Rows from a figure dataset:
○ ○ ○ ○ ○ ○ ○

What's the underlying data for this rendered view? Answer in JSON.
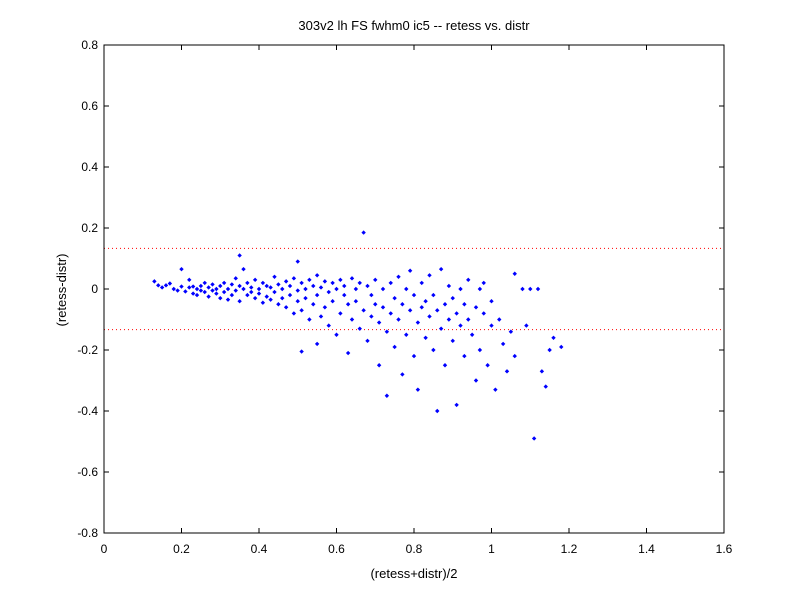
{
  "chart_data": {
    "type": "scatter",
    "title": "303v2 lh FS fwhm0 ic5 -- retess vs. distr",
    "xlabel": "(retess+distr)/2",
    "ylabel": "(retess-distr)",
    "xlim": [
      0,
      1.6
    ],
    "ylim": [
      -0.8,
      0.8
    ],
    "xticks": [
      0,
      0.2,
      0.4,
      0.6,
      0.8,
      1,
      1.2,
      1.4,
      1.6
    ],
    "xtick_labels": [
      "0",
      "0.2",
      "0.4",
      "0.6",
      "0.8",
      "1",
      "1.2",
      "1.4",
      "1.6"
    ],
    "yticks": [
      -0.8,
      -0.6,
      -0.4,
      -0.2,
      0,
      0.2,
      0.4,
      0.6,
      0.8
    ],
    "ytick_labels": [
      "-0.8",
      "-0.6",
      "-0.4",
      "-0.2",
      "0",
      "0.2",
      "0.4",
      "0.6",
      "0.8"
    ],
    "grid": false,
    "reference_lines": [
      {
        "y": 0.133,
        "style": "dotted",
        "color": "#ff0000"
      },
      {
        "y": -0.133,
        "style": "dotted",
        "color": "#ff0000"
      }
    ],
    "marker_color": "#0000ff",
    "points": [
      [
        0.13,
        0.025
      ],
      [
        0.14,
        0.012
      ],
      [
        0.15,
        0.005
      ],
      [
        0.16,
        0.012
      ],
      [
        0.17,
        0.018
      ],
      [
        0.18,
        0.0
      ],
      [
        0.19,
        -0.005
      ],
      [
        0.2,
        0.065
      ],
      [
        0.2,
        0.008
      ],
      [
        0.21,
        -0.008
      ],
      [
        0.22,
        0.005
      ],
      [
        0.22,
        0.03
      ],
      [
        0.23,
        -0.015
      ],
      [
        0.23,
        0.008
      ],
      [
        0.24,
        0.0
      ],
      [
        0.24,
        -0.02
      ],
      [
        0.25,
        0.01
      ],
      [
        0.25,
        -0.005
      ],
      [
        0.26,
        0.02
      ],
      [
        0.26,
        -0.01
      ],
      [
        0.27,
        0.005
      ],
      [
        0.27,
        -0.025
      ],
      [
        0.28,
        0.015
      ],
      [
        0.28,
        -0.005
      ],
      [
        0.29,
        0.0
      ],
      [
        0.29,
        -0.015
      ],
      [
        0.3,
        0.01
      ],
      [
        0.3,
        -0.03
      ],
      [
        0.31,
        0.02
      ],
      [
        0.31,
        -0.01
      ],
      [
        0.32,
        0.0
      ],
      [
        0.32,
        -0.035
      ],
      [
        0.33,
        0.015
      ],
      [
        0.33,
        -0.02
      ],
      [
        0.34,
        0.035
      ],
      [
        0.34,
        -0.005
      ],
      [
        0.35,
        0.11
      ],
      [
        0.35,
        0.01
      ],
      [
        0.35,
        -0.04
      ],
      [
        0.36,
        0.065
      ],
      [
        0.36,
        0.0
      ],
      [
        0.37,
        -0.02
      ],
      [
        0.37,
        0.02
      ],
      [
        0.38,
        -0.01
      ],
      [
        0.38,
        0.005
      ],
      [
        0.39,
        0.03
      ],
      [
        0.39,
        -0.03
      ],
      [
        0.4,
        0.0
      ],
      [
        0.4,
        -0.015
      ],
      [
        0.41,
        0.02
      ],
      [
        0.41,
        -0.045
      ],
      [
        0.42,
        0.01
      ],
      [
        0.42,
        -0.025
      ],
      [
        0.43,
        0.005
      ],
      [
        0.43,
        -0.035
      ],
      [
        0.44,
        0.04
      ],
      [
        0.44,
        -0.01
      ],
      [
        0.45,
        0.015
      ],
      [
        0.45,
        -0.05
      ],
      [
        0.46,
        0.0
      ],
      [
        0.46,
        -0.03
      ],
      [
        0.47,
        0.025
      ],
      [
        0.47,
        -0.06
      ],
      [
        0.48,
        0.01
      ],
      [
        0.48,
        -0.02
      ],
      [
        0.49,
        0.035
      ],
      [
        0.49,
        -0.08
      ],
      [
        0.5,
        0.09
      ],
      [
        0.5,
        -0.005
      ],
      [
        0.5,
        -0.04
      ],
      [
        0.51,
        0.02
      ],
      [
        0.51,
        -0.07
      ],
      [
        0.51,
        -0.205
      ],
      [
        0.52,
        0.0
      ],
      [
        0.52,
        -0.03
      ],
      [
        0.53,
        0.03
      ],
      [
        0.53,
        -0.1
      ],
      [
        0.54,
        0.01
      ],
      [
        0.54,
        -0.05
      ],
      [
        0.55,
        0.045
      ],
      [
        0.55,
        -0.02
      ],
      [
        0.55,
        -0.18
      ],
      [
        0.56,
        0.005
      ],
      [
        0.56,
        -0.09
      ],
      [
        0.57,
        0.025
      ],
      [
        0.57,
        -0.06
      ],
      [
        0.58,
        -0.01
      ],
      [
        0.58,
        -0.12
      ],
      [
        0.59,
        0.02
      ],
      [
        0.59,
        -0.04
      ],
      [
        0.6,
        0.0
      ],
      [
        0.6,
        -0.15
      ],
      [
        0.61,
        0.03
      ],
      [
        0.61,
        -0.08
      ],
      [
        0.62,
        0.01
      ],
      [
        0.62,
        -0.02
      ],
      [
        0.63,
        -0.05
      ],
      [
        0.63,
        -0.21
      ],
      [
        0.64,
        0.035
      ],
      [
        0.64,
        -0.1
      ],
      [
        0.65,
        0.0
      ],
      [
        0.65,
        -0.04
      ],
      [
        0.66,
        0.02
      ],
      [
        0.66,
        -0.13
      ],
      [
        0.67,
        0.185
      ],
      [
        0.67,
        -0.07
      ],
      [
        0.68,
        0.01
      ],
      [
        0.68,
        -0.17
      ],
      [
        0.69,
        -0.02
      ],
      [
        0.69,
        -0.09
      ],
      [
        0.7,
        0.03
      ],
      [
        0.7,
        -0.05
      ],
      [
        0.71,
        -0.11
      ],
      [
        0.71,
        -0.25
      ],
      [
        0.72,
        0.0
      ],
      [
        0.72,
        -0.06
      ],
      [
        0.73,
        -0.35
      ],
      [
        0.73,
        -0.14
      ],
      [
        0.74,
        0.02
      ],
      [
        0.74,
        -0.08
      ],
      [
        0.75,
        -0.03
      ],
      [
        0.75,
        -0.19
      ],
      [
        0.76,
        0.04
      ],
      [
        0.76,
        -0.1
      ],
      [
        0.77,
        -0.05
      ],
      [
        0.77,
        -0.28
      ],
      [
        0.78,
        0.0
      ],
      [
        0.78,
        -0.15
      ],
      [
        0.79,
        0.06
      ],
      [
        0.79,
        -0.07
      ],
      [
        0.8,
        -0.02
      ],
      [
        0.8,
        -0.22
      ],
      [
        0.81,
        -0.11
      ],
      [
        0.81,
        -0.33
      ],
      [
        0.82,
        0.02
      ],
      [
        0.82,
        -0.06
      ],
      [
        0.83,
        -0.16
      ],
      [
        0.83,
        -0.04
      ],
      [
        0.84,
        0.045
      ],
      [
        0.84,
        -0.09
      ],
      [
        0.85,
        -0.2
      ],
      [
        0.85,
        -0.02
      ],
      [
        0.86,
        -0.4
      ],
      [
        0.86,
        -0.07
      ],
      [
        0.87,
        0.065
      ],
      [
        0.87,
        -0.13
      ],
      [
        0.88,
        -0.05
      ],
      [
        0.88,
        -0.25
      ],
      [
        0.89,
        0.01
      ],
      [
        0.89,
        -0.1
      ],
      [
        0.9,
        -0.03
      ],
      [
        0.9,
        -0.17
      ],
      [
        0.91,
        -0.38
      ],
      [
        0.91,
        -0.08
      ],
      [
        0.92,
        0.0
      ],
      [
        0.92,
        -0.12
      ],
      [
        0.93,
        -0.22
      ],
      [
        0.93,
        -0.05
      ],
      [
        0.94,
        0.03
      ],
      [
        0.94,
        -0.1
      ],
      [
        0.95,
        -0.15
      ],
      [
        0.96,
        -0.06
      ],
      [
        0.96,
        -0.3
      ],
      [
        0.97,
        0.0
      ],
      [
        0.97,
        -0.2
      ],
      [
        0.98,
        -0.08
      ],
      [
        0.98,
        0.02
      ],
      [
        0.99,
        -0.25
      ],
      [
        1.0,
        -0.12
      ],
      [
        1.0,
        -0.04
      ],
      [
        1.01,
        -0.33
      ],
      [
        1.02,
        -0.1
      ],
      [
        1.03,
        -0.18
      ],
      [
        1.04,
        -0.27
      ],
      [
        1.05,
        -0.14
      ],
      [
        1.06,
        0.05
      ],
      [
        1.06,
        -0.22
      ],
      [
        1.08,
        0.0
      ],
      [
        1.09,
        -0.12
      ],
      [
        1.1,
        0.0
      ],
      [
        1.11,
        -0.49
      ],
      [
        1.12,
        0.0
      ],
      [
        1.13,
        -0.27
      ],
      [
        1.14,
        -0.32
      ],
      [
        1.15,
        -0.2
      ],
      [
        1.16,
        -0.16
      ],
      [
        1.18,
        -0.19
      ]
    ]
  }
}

○ ○ ○ ○ ○ ○ ○

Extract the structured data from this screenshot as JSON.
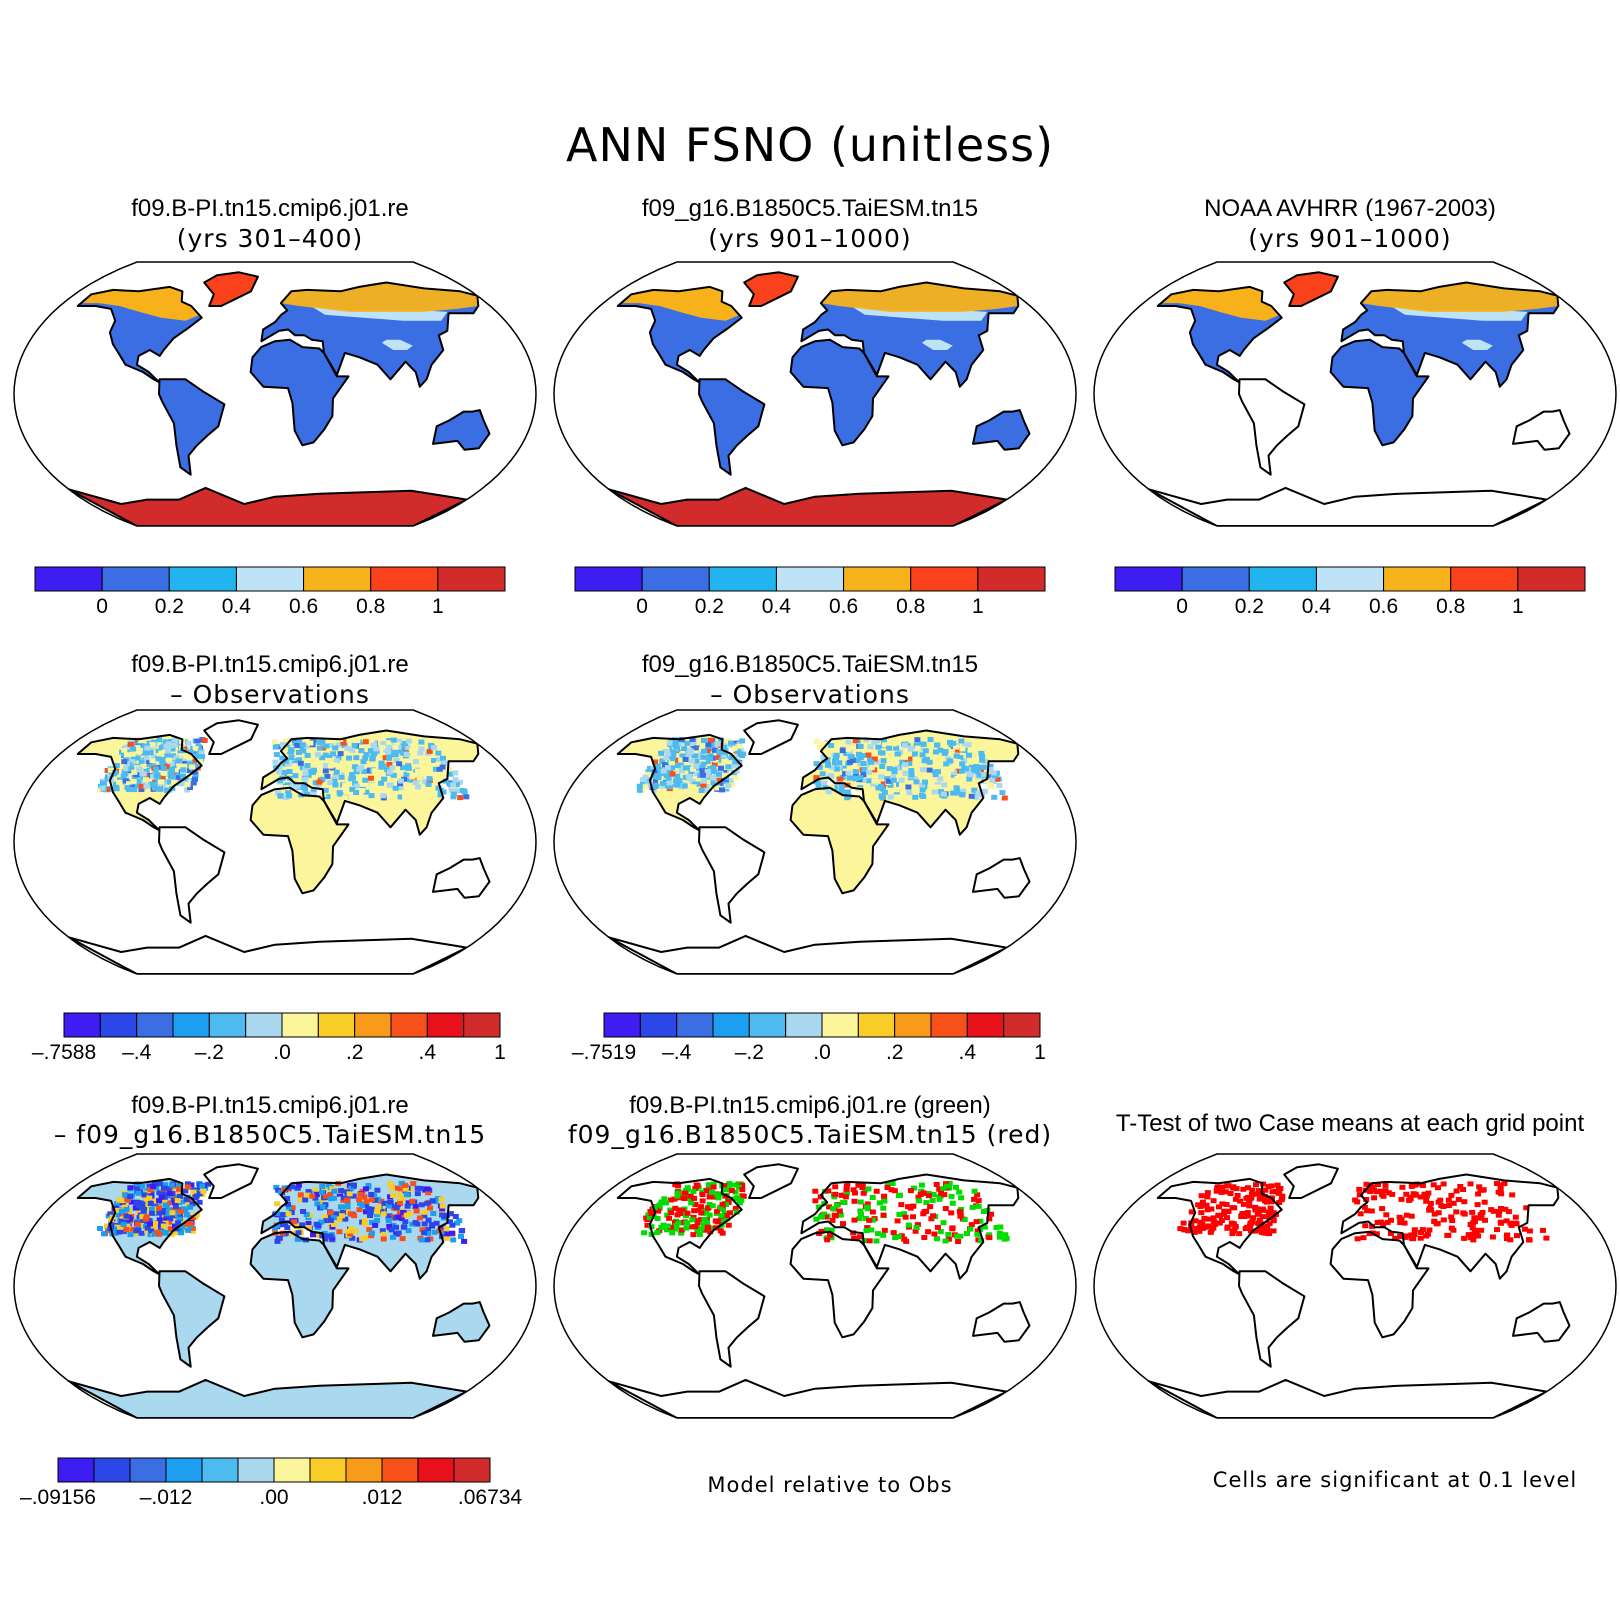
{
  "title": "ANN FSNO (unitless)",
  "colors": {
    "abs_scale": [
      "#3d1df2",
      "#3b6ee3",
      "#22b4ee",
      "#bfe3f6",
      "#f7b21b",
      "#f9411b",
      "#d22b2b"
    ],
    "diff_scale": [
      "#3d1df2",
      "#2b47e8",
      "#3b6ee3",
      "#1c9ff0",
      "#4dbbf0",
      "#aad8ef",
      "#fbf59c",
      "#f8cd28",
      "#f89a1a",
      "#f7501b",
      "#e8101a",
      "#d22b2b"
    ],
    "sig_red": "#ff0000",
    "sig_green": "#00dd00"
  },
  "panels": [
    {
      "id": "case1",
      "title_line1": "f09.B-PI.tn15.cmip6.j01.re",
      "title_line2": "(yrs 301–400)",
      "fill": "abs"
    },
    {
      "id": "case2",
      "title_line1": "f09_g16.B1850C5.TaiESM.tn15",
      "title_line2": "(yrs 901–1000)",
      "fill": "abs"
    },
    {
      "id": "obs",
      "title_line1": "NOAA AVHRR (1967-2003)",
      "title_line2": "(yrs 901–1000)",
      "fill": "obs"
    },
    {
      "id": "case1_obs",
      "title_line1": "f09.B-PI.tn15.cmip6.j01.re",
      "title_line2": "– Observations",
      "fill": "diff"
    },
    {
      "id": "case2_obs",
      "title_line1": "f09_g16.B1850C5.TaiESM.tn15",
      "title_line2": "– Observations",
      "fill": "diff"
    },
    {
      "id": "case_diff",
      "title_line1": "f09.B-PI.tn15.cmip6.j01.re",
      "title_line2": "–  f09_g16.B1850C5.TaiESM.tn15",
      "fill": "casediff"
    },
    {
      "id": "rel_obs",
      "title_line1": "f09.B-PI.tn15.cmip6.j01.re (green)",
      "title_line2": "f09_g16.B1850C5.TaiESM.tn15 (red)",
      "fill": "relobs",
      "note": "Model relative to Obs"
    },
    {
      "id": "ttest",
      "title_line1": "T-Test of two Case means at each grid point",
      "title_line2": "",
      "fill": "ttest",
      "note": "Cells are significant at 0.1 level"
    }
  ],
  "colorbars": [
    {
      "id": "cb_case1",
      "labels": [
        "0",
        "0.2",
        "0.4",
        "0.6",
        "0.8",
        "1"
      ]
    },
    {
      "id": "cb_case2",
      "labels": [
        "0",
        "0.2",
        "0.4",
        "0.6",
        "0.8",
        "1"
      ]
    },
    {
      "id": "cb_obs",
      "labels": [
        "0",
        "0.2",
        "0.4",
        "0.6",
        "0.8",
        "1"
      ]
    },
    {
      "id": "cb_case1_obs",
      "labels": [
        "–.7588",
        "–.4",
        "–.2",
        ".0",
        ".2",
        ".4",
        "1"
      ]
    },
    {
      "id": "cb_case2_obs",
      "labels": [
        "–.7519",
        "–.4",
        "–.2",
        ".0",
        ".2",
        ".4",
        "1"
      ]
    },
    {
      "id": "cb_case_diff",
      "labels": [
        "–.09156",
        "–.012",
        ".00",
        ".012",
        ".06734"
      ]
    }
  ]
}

○ ○ ○ ○ ○ ○ ○

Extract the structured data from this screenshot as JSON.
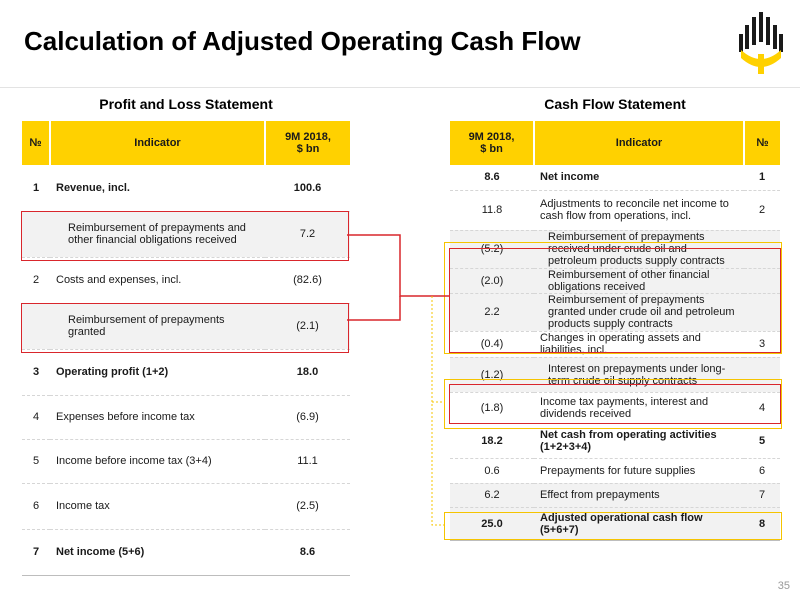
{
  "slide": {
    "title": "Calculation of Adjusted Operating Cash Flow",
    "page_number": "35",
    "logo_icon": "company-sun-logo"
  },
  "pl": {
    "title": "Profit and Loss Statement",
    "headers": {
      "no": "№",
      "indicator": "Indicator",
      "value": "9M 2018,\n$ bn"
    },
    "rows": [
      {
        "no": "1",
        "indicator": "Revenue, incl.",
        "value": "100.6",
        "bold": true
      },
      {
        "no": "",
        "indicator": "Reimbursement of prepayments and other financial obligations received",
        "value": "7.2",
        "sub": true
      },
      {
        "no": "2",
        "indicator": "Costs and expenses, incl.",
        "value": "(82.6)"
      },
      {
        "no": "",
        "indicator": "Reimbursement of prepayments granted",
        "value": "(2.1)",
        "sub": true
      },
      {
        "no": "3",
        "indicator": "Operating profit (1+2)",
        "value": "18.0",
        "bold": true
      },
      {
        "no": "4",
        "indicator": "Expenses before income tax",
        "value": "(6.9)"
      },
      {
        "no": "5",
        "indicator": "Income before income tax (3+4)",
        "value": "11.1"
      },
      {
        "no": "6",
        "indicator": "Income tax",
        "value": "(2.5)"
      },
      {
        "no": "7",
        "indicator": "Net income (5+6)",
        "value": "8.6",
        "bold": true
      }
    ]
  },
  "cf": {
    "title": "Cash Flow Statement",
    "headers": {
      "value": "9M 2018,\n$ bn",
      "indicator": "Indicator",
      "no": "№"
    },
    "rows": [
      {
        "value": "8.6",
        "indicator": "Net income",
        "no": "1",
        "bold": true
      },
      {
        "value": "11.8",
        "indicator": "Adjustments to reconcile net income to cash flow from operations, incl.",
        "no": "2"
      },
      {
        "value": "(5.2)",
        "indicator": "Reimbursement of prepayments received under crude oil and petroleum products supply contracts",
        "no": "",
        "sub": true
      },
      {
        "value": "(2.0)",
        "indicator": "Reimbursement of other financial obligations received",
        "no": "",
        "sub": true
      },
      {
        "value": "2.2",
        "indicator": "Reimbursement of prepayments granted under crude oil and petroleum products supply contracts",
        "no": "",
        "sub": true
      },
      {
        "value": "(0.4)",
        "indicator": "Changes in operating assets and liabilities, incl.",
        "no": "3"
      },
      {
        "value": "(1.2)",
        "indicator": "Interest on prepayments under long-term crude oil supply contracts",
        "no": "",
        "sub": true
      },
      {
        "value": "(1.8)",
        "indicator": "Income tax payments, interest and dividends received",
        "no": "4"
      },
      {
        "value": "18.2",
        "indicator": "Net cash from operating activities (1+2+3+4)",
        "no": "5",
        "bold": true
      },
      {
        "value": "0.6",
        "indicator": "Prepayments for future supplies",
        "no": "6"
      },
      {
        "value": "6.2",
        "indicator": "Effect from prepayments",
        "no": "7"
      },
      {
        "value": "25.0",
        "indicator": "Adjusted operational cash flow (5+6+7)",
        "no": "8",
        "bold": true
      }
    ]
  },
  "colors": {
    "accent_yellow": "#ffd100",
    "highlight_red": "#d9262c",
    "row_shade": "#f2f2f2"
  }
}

○ ○ ○ ○ ○ ○ ○

Isolate each line of the listing above that includes "granted". Copy it.

        "indicator": "Reimbursement of prepayments granted",
        "indicator": "Reimbursement of prepayments granted under crude oil and petroleum products supply contracts",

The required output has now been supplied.